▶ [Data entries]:
BEGIN
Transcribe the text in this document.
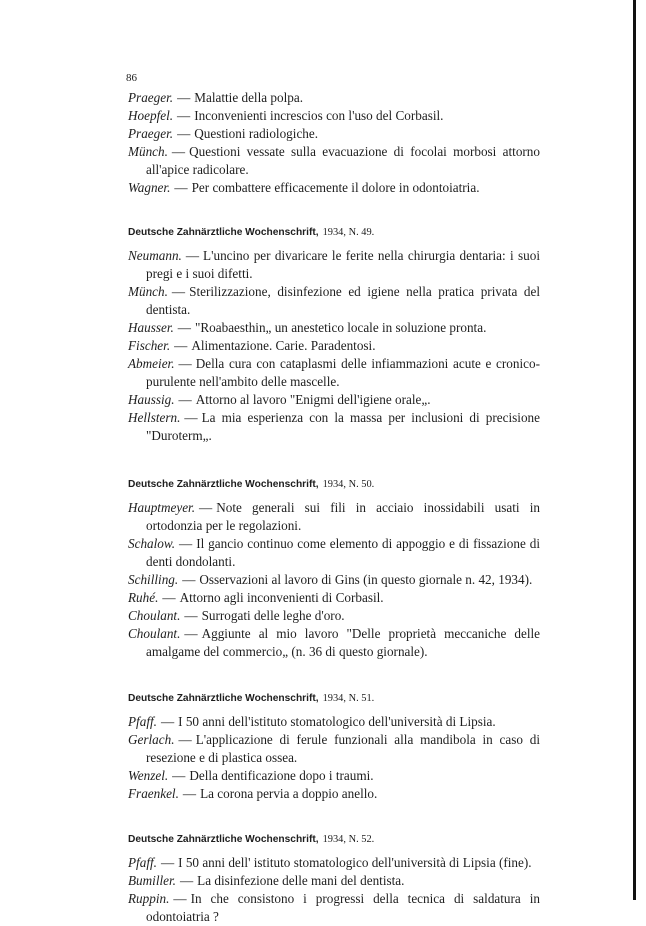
86
Praeger. — Malattie della polpa.
Hoepfel. — Inconvenienti increscios con l'uso del Corbasil.
Praeger. — Questioni radiologiche.
Münch. — Questioni vessate sulla evacuazione di focolai morbosi attorno all'apice radicolare.
Wagner. — Per combattere efficacemente il dolore in odontoiatria.
Deutsche Zahnärztliche Wochenschrift, 1934, N. 49.
Neumann. — L'uncino per divaricare le ferite nella chirurgia dentaria: i suoi pregi e i suoi difetti.
Münch. — Sterilizzazione, disinfezione ed igiene nella pratica privata del dentista.
Hausser. — "Roabaesthin„ un anestetico locale in soluzione pronta.
Fischer. — Alimentazione. Carie. Paradentosi.
Abmeier. — Della cura con cataplasmi delle infiammazioni acute e cronico-purulente nell'ambito delle mascelle.
Haussig. — Attorno al lavoro "Enigmi dell'igiene orale„.
Hellstern. — La mia esperienza con la massa per inclusioni di precisione "Duroterm„.
Deutsche Zahnärztliche Wochenschrift, 1934, N. 50.
Hauptmeyer. — Note generali sui fili in acciaio inossidabili usati in ortodonzia per le regolazioni.
Schalow. — Il gancio continuo come elemento di appoggio e di fissazione di denti dondolanti.
Schilling. — Osservazioni al lavoro di Gins (in questo giornale n. 42, 1934).
Ruhé. — Attorno agli inconvenienti di Corbasil.
Choulant. — Surrogati delle leghe d'oro.
Choulant. — Aggiunte al mio lavoro "Delle proprietà meccaniche delle amalgame del commercio„ (n. 36 di questo giornale).
Deutsche Zahnärztliche Wochenschrift, 1934, N. 51.
Pfaff. — I 50 anni dell'istituto stomatologico dell'università di Lipsia.
Gerlach. — L'applicazione di ferule funzionali alla mandibola in caso di resezione e di plastica ossea.
Wenzel. — Della dentificazione dopo i traumi.
Fraenkel. — La corona pervia a doppio anello.
Deutsche Zahnärztliche Wochenschrift, 1934, N. 52.
Pfaff. — I 50 anni dell' istituto stomatologico dell'università di Lipsia (fine).
Bumiller. — La disinfezione delle mani del dentista.
Ruppin. — In che consistono i progressi della tecnica di saldatura in odontoiatria ?
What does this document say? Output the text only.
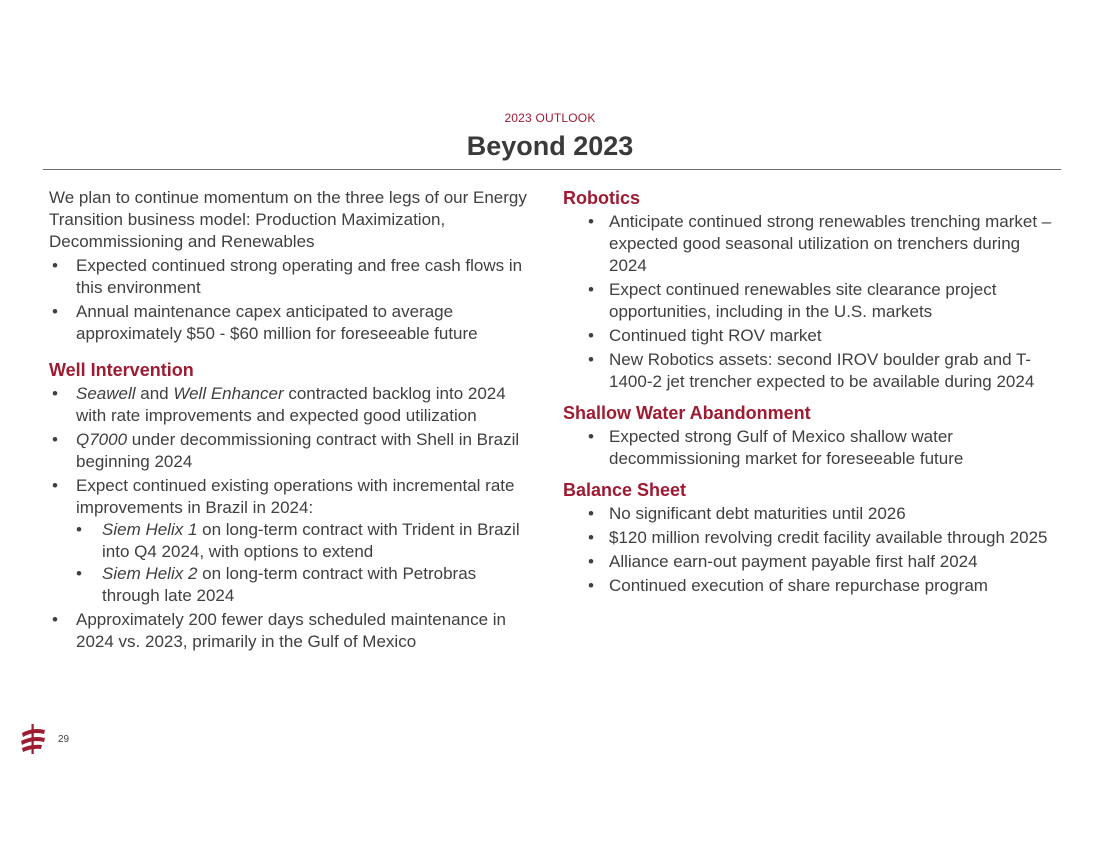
2023 OUTLOOK
Beyond 2023

We plan to continue momentum on the three legs of our Energy Transition business model: Production Maximization, Decommissioning and Renewables

• Expected continued strong operating and free cash flows in this environment
• Annual maintenance capex anticipated to average approximately $50 - $60 million for foreseeable future
Well Intervention
• Seawell and Well Enhancer contracted backlog into 2024 with rate improvements and expected good utilization
• Q7000 under decommissioning contract with Shell in Brazil beginning 2024
• Expect continued existing operations with incremental rate improvements in Brazil in 2024:
• Siem Helix 1 on long-term contract with Trident in Brazil into Q4 2024, with options to extend
• Siem Helix 2 on long-term contract with Petrobras through late 2024
• Approximately 200 fewer days scheduled maintenance in 2024 vs. 2023, primarily in the Gulf of Mexico
Robotics
• Anticipate continued strong renewables trenching market – expected good seasonal utilization on trenchers during 2024
• Expect continued renewables site clearance project opportunities, including in the U.S. markets
• Continued tight ROV market
• New Robotics assets: second IROV boulder grab and T-1400-2 jet trencher expected to be available during 2024
Shallow Water Abandonment
• Expected strong Gulf of Mexico shallow water decommissioning market for foreseeable future
Balance Sheet
• No significant debt maturities until 2026
• $120 million revolving credit facility available through 2025
• Alliance earn-out payment payable first half 2024
• Continued execution of share repurchase program
29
END
▶ [GIVEN REQUEST]: Leaving all pictures aside, quote each record exactly.

▶ [ANSWER IN FULL]:
Transcribe the text in this document.
86
Praeger. — Malattie della polpa.
Hoepfel. — Inconvenienti increscios con l'uso del Corbasil.
Praeger. — Questioni radiologiche.
Münch. — Questioni vessate sulla evacuazione di focolai morbosi attorno all'apice radicolare.
Wagner. — Per combattere efficacemente il dolore in odontoiatria.
Deutsche Zahnärztliche Wochenschrift, 1934, N. 49.
Neumann. — L'uncino per divaricare le ferite nella chirurgia dentaria: i suoi pregi e i suoi difetti.
Münch. — Sterilizzazione, disinfezione ed igiene nella pratica privata del dentista.
Hausser. — "Roabaesthin„ un anestetico locale in soluzione pronta.
Fischer. — Alimentazione. Carie. Paradentosi.
Abmeier. — Della cura con cataplasmi delle infiammazioni acute e cronico-purulente nell'ambito delle mascelle.
Haussig. — Attorno al lavoro "Enigmi dell'igiene orale„.
Hellstern. — La mia esperienza con la massa per inclusioni di precisione "Duroterm„.
Deutsche Zahnärztliche Wochenschrift, 1934, N. 50.
Hauptmeyer. — Note generali sui fili in acciaio inossidabili usati in ortodonzia per le regolazioni.
Schalow. — Il gancio continuo come elemento di appoggio e di fissazione di denti dondolanti.
Schilling. — Osservazioni al lavoro di Gins (in questo giornale n. 42, 1934).
Ruhé. — Attorno agli inconvenienti di Corbasil.
Choulant. — Surrogati delle leghe d'oro.
Choulant. — Aggiunte al mio lavoro "Delle proprietà meccaniche delle amalgame del commercio„ (n. 36 di questo giornale).
Deutsche Zahnärztliche Wochenschrift, 1934, N. 51.
Pfaff. — I 50 anni dell'istituto stomatologico dell'università di Lipsia.
Gerlach. — L'applicazione di ferule funzionali alla mandibola in caso di resezione e di plastica ossea.
Wenzel. — Della dentificazione dopo i traumi.
Fraenkel. — La corona pervia a doppio anello.
Deutsche Zahnärztliche Wochenschrift, 1934, N. 52.
Pfaff. — I 50 anni dell' istituto stomatologico dell'università di Lipsia (fine).
Bumiller. — La disinfezione delle mani del dentista.
Ruppin. — In che consistono i progressi della tecnica di saldatura in odontoiatria ?
What does this document say? Output the text only.
2023 OUTLOOK
Beyond 2023

We plan to continue momentum on the three legs of our Energy Transition business model: Production Maximization, Decommissioning and Renewables

• Expected continued strong operating and free cash flows in this environment
• Annual maintenance capex anticipated to average approximately $50 - $60 million for foreseeable future
Well Intervention
• Seawell and Well Enhancer contracted backlog into 2024 with rate improvements and expected good utilization
• Q7000 under decommissioning contract with Shell in Brazil beginning 2024
• Expect continued existing operations with incremental rate improvements in Brazil in 2024:
• Siem Helix 1 on long-term contract with Trident in Brazil into Q4 2024, with options to extend
• Siem Helix 2 on long-term contract with Petrobras through late 2024
• Approximately 200 fewer days scheduled maintenance in 2024 vs. 2023, primarily in the Gulf of Mexico
Robotics
• Anticipate continued strong renewables trenching market – expected good seasonal utilization on trenchers during 2024
• Expect continued renewables site clearance project opportunities, including in the U.S. markets
• Continued tight ROV market
• New Robotics assets: second IROV boulder grab and T-1400-2 jet trencher expected to be available during 2024
Shallow Water Abandonment
• Expected strong Gulf of Mexico shallow water decommissioning market for foreseeable future
Balance Sheet
• No significant debt maturities until 2026
• $120 million revolving credit facility available through 2025
• Alliance earn-out payment payable first half 2024
• Continued execution of share repurchase program
29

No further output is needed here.